## START DATA SUPPLIED

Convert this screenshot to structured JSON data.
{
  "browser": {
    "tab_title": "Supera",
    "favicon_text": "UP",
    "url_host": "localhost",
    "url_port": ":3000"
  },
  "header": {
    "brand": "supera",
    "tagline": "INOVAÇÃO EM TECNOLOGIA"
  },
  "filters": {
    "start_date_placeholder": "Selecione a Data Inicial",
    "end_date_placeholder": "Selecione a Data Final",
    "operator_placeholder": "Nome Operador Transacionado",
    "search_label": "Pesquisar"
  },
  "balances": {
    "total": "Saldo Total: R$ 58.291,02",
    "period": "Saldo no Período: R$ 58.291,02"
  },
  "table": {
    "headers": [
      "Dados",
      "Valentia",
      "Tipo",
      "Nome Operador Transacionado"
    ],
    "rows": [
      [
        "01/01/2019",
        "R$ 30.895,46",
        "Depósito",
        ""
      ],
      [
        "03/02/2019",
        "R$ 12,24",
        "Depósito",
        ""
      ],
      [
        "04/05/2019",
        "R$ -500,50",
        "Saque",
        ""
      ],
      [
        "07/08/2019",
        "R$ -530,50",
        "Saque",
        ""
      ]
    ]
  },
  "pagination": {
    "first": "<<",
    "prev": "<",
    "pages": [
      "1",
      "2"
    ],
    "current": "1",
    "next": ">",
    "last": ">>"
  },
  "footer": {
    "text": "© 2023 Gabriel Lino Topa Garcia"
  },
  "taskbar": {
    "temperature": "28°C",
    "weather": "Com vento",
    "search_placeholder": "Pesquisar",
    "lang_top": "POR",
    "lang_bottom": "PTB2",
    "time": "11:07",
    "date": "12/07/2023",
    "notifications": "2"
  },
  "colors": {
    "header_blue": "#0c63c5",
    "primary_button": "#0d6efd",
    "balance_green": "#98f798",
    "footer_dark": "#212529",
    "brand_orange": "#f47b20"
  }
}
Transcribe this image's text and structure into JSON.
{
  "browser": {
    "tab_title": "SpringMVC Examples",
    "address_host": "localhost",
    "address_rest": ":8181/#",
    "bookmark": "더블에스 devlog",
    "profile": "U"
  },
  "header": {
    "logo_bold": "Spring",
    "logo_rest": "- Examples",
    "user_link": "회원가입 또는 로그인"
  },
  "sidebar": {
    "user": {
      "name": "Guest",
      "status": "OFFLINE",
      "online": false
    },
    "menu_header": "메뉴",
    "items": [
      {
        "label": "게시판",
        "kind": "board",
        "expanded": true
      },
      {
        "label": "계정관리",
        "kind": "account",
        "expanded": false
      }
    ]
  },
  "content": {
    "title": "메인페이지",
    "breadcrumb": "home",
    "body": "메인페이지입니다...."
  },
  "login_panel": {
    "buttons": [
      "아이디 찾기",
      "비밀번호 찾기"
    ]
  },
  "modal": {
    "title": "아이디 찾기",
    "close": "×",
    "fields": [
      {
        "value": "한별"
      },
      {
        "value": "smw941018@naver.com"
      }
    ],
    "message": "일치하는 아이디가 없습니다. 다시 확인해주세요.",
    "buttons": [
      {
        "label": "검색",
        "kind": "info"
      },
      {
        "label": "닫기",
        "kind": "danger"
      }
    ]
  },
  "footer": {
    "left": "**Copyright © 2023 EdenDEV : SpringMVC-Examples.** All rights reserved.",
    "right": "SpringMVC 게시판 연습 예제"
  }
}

## END DATA SUPPLIED

### THE EXERCISE
Please output the complete data exactly.

### FINAL RESULT
Convert this screenshot to structured JSON data.
{
  "browser": {
    "tab_title": "Supera",
    "favicon_text": "UP",
    "url_host": "localhost",
    "url_port": ":3000"
  },
  "header": {
    "brand": "supera",
    "tagline": "INOVAÇÃO EM TECNOLOGIA"
  },
  "filters": {
    "start_date_placeholder": "Selecione a Data Inicial",
    "end_date_placeholder": "Selecione a Data Final",
    "operator_placeholder": "Nome Operador Transacionado",
    "search_label": "Pesquisar"
  },
  "balances": {
    "total": "Saldo Total: R$ 58.291,02",
    "period": "Saldo no Período: R$ 58.291,02"
  },
  "table": {
    "headers": [
      "Dados",
      "Valentia",
      "Tipo",
      "Nome Operador Transacionado"
    ],
    "rows": [
      [
        "01/01/2019",
        "R$ 30.895,46",
        "Depósito",
        ""
      ],
      [
        "03/02/2019",
        "R$ 12,24",
        "Depósito",
        ""
      ],
      [
        "04/05/2019",
        "R$ -500,50",
        "Saque",
        ""
      ],
      [
        "07/08/2019",
        "R$ -530,50",
        "Saque",
        ""
      ]
    ]
  },
  "pagination": {
    "first": "<<",
    "prev": "<",
    "pages": [
      "1",
      "2"
    ],
    "current": "1",
    "next": ">",
    "last": ">>"
  },
  "footer": {
    "text": "© 2023 Gabriel Lino Topa Garcia"
  },
  "taskbar": {
    "temperature": "28°C",
    "weather": "Com vento",
    "search_placeholder": "Pesquisar",
    "lang_top": "POR",
    "lang_bottom": "PTB2",
    "time": "11:07",
    "date": "12/07/2023",
    "notifications": "2"
  },
  "colors": {
    "header_blue": "#0c63c5",
    "primary_button": "#0d6efd",
    "balance_green": "#98f798",
    "footer_dark": "#212529",
    "brand_orange": "#f47b20"
  }
}
Transcribe this image's text and structure into JSON.
{
  "browser": {
    "tab_title": "SpringMVC Examples",
    "address_host": "localhost",
    "address_rest": ":8181/#",
    "bookmark": "더블에스 devlog",
    "profile": "U"
  },
  "header": {
    "logo_bold": "Spring",
    "logo_rest": "- Examples",
    "user_link": "회원가입 또는 로그인"
  },
  "sidebar": {
    "user": {
      "name": "Guest",
      "status": "OFFLINE",
      "online": false
    },
    "menu_header": "메뉴",
    "items": [
      {
        "label": "게시판",
        "kind": "board",
        "expanded": true
      },
      {
        "label": "계정관리",
        "kind": "account",
        "expanded": false
      }
    ]
  },
  "content": {
    "title": "메인페이지",
    "breadcrumb": "home",
    "body": "메인페이지입니다...."
  },
  "login_panel": {
    "buttons": [
      "아이디 찾기",
      "비밀번호 찾기"
    ]
  },
  "modal": {
    "title": "아이디 찾기",
    "close": "×",
    "fields": [
      {
        "value": "한별"
      },
      {
        "value": "smw941018@naver.com"
      }
    ],
    "message": "일치하는 아이디가 없습니다. 다시 확인해주세요.",
    "buttons": [
      {
        "label": "검색",
        "kind": "info"
      },
      {
        "label": "닫기",
        "kind": "danger"
      }
    ]
  },
  "footer": {
    "left": "**Copyright © 2023 EdenDEV : SpringMVC-Examples.** All rights reserved.",
    "right": "SpringMVC 게시판 연습 예제"
  }
}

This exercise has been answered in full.